**** Excerpt

# Longevity of the Mahlkonig Vario



## pebster (Jul 14, 2014)

Hi after much deliberation I have decided to go with a second hand Mahlkonig Vario over a commercial machine. Decision made but one question remains.

When buying a second hand commercial machine there seems to be no concern in putting an old (say 10 year old) machine into a domestic setting (consideration obviously for the condition of the machine and maintenance there of).

Does the Mahlkonig Vario have any long-term issues that are known of. Assuming its being used to make 2 to 3 doubles a day is there a point where it will start to fail. I'm obviously not talking about consumables like burs but rather the working components if that makes sense?


----------



## Mrboots2u (May 10, 2013)

Glenn would be a great person to comment on this . He has one , I'm sure he will be able to give some feedback when he pops online ...


----------



## jeebsy (May 5, 2013)

Glenn's appears indestructible - some other people have had issues though


----------



## 4085 (Nov 23, 2012)

I would have thought that the best persons to answer this would be those who have had issues, not those who have not. I owned them in the early days and was concerned at the build quality and use of plastic. That would still be a concern for me.


----------



## aaronb (Nov 16, 2012)

Yes, the burrs seem to slacken or loosen over time and require tightening up with an allen key, which is really annoying.

I really wouldn't buy one for espresso, and I own one.

It's OK at what it does, but for the price you can do better.


----------



## aaronb (Nov 16, 2012)

Also if it is an older one it may need the shims to stop the levers moving on their own (never been an issue on my 2012 model though).

Glenn had some spares a while ago if you do need some.


----------



## The Systemic Kid (Nov 23, 2012)

My Vario blew its power board inside a year from new. Took it apart to fit a new one - lot of plastic in there - cogs too. Did not convince me they are built to last years and years.


----------



## DavecUK (Aug 6, 2013)

I personally think the whole grinder is a bit ill conceived and you would do better with other grinders.


----------



## pebster (Jul 14, 2014)

Thanks for comments. I'll wait for Glenn to comment as he appears to be the guru? ?

I figure if I pay a fair price ill look to sell it on in 6 to 9 months and move on to a mazzer etc. So my question is really in the context of will it be up to the job of a domestic girder after 3 years domestic use.


----------



## Mrboots2u (May 10, 2013)

********
**** Items

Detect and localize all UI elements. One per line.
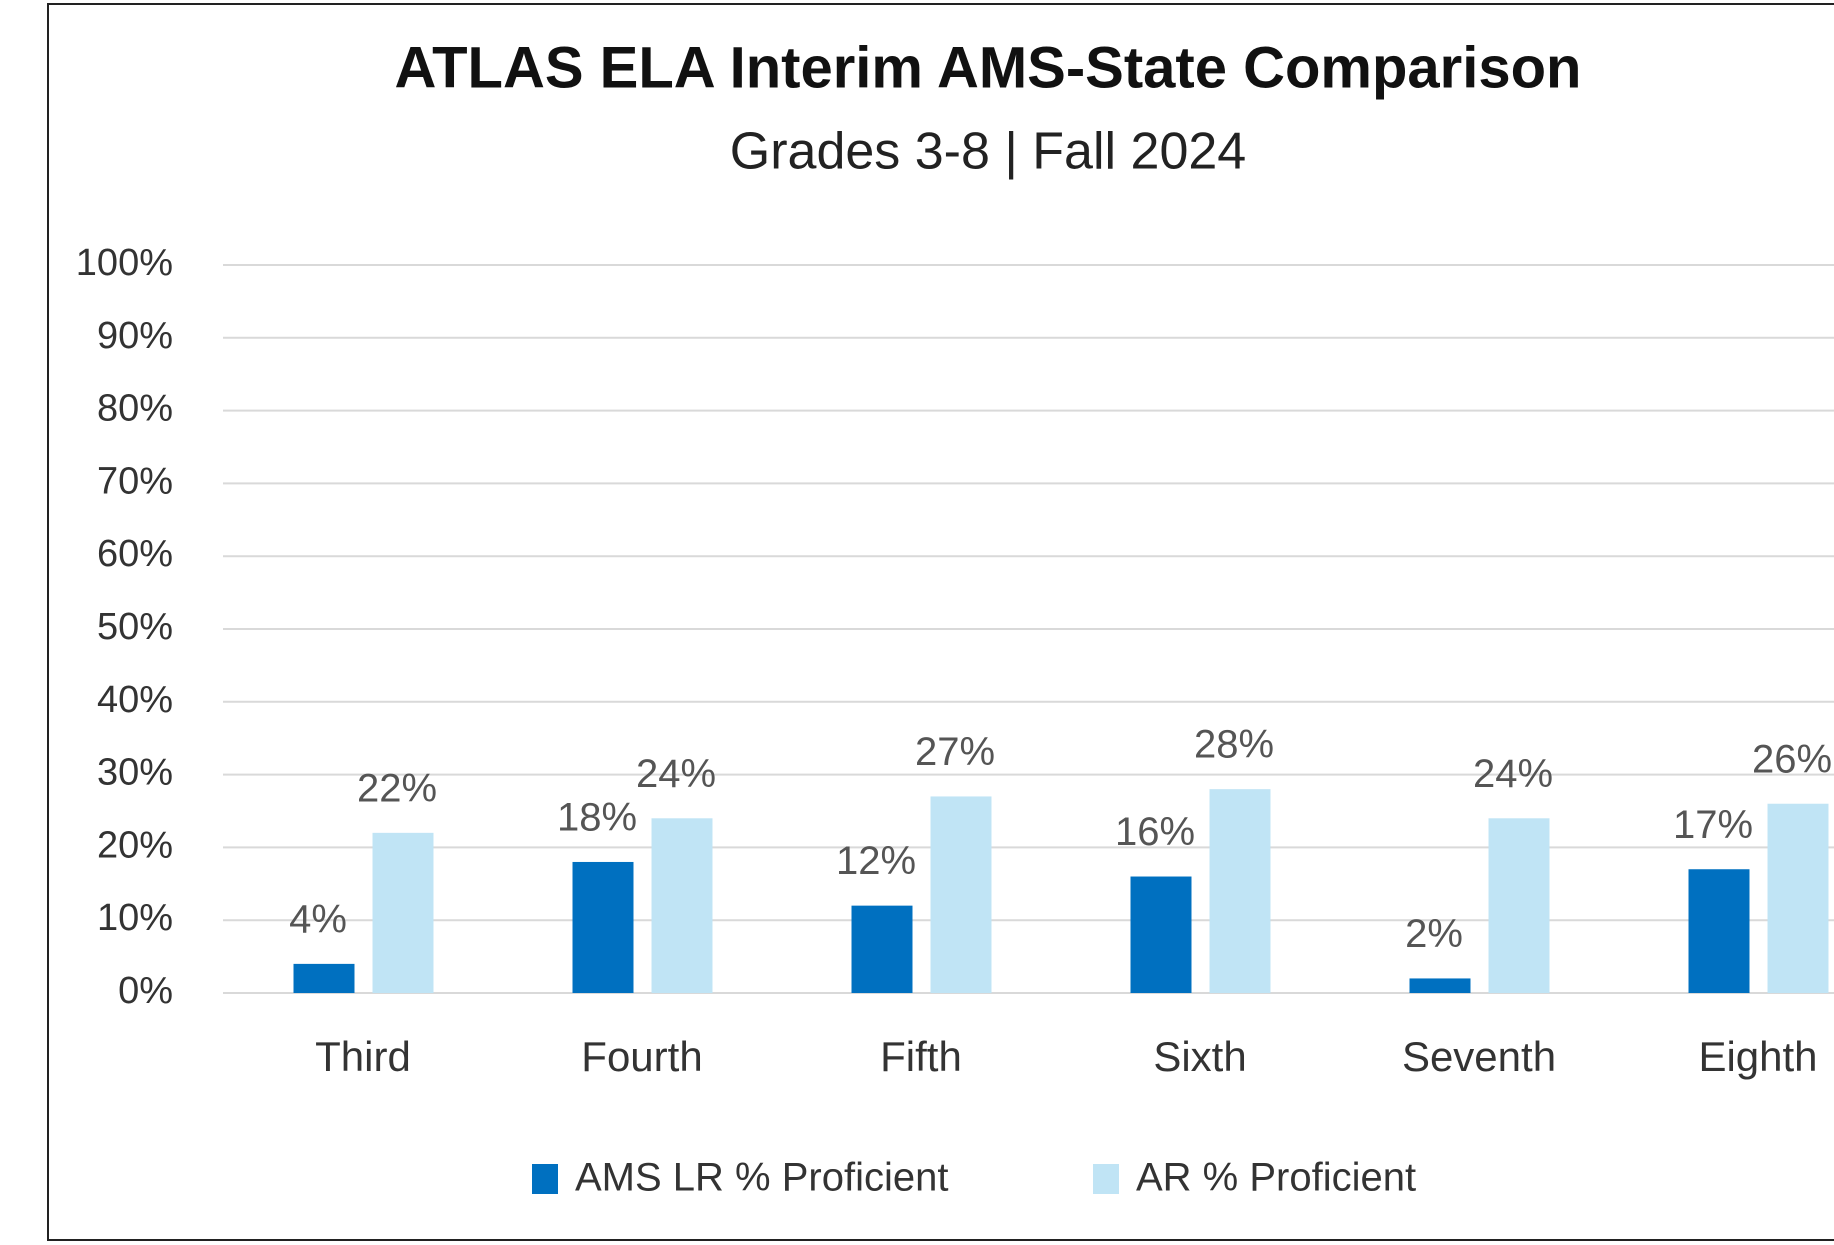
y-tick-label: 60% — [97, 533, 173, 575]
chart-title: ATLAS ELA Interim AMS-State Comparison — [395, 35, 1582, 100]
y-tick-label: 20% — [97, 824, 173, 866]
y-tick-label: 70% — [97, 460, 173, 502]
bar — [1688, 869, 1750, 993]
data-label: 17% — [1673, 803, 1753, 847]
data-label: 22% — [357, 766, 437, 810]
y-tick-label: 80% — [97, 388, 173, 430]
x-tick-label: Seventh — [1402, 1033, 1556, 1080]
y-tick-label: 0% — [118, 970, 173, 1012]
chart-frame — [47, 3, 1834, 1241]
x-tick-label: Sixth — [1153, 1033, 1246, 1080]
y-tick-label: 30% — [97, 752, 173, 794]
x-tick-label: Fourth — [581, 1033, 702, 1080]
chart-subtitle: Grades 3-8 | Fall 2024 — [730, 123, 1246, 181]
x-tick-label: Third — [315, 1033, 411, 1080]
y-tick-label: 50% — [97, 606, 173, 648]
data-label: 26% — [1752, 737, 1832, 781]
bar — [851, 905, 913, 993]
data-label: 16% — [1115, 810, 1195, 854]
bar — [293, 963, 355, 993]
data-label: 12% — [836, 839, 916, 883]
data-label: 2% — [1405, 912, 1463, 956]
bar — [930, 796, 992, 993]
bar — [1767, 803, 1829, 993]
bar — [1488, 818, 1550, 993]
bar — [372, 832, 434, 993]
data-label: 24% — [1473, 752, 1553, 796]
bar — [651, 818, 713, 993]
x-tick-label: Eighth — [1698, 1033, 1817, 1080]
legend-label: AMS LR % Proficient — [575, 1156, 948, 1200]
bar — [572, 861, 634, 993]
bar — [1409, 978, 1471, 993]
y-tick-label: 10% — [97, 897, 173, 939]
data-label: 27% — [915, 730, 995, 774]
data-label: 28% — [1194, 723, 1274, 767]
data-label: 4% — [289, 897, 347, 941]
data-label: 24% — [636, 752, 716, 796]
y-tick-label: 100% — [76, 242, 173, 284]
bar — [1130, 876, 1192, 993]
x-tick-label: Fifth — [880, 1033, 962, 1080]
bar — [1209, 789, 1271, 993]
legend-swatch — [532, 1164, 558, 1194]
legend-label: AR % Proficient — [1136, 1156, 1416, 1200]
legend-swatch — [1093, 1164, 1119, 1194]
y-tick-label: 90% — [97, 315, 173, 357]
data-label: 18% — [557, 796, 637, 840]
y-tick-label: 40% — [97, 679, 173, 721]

********
**** Items

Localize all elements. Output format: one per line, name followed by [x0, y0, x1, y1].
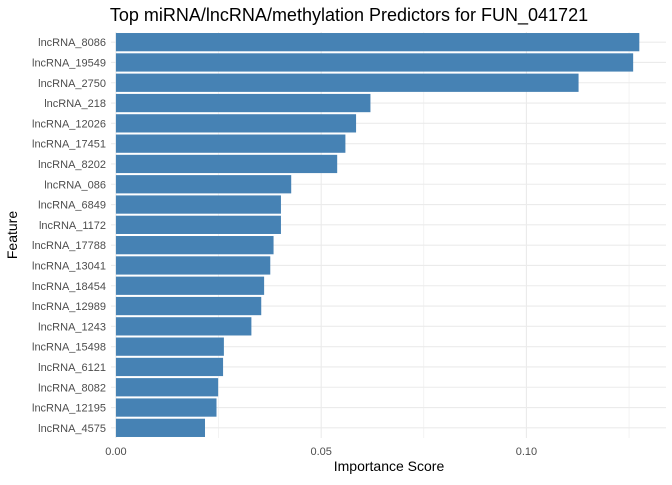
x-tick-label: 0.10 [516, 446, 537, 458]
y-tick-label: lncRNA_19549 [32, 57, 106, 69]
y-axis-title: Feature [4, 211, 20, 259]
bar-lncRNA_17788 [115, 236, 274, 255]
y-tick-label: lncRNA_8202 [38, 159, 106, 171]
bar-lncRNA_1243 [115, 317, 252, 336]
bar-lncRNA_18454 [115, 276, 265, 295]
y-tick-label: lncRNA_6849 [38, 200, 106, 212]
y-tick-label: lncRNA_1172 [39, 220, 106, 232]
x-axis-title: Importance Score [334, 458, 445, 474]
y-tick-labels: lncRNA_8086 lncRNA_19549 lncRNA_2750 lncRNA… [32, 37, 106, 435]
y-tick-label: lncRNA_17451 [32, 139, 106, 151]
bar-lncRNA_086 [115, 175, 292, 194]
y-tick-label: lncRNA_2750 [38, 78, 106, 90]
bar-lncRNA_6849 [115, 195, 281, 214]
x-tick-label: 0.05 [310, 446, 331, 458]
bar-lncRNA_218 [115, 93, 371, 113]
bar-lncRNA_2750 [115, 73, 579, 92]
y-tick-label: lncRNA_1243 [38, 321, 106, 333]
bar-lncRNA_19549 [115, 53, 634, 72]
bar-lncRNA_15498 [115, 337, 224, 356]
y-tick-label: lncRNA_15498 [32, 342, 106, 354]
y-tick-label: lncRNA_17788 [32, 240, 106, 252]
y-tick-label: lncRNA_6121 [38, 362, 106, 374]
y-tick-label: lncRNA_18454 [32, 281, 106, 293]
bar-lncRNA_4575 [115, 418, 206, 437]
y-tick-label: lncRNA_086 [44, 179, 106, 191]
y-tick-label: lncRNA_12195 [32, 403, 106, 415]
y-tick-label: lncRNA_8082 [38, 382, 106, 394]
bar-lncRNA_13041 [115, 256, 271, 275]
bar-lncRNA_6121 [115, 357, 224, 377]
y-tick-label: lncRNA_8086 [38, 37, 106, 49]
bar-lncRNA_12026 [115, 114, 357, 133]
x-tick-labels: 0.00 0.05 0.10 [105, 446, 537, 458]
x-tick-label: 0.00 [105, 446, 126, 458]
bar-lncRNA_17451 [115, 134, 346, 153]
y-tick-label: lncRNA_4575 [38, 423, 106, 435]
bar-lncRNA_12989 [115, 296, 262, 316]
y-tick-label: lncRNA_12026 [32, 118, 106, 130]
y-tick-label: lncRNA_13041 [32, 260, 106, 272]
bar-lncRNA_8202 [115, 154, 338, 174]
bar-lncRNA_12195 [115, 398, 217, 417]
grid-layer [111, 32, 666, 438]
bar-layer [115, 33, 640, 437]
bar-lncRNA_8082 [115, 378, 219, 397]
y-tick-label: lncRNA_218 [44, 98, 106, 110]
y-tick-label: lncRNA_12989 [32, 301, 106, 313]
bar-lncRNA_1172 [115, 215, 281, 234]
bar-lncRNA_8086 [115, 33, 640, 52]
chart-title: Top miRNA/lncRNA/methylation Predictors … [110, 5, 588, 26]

********

→ **Requirements**
1. Answer these questions about the Vario thread:
(a) How many doubles a day does pebster expect to make with the grinder?
(b) What tool does aaronb say is needed to tighten the burrs when they loosen?
(c) What part of The Systemic Kid's Vario failed within a year of buying it new?
2. Please carry on the Vario thread from its last line.
The listing was taken from a different source than the Vario thread.

→ **Solved tasks**
1.
(a) 2 to 3 doubles a day.
(b) An allen key.
(c) Its power board.

2.
pebster said:


> Thanks for comments. I'll wait for Glenn to comment as he appears to be the guru? 
> 
> I figure if I pay a fair price ill look to sell it on in 6 to 9 months and move on to a mazzer etc. So my question is really in the context of will it be up to the job of a domestic girder after 3 years domestic use.


why not just get a mazzer now save the pain.......


----------



## aaronb (Nov 16, 2012)

What machine are you pairing it with and what price is being asked?

The positives are really minimal retention, small footprint and easy to clean.

The grind quality just isn't there though.

I regret the purchase, and in hindsight would have spent the money on something much better second hand.


----------



## Glenn (Jun 14, 2008)

I have several (at present) and have found them very reliable

They are easy to service (change burrs, belts, pulley etc)

Some of the early models require little shims to stop the levers slipping under load but the recent models have not had that issue

Mine have never missed a beat

I have used both the ceramic burrs (best for espresso) and the stainless burrs (for brewed coffee)

They can be micro-adjusted easily and I find they grind fine enough to choke a machine

Parts are cheap and readily available

I've never found them plasticky, but you do need to ensure the hopper is removed with care when cleaning

They take only 5 minutes to completely disassemble for a deep clean


----------



## pebster (Jul 14, 2014)

Expobar leva hx

Vario £175 (3 years old)

I do like the direct nature of it as I see the next 6 months as being a learning process with different beans once I get the basics right.


----------



## Glenn (Jun 14, 2008)

The best tip I can give you is to keep the burrs clean

The bottom burr comes out easily for a full deep clean as well.


----------



## pebster (Jul 14, 2014)

Thanks for the input. Hopefully the machine is still aviable and will have it this weekend. Will feedback anything pick up.


----------



## pebster (Jul 14, 2014)

Quick follow up on this thread.

I went ahead with the purchase and I have to say absolutely no regrets. As a beginner I find the Vario really takes a lot of the finicky side out of grinding. Once you have it dialled in and set the timer for x grams, it dishes it our pretty accurately. The time to make a coffee in the morning has reduced significantly as I was spending quite a bit of time getting weight right (not to mention the mess and time to cleanup afterwards). Also allows me to concentrate on the rest of the process and not be consumed by grinding. This may sound silly to the experienced who have forgotten the early days but for me it really has helped. I am sure that as I get more familiar with the tamp / brew process which is coming along each day it will become second nature and can then move back to the grind process and look to possibly change the grinder but for now and pretty sure for quite a while the Vario is just what I need.

Summary - for a beginner

Pros

Accurately timed dosage

Minimal retention

Ease of adjustment (grind and time)

Easy access for basic maintenance and cleaning

Cons

None that I know of (this coming from a person that only used an old tired Obel Junior that needs some serious tlc)


----------



## Scotford (Apr 24, 2014)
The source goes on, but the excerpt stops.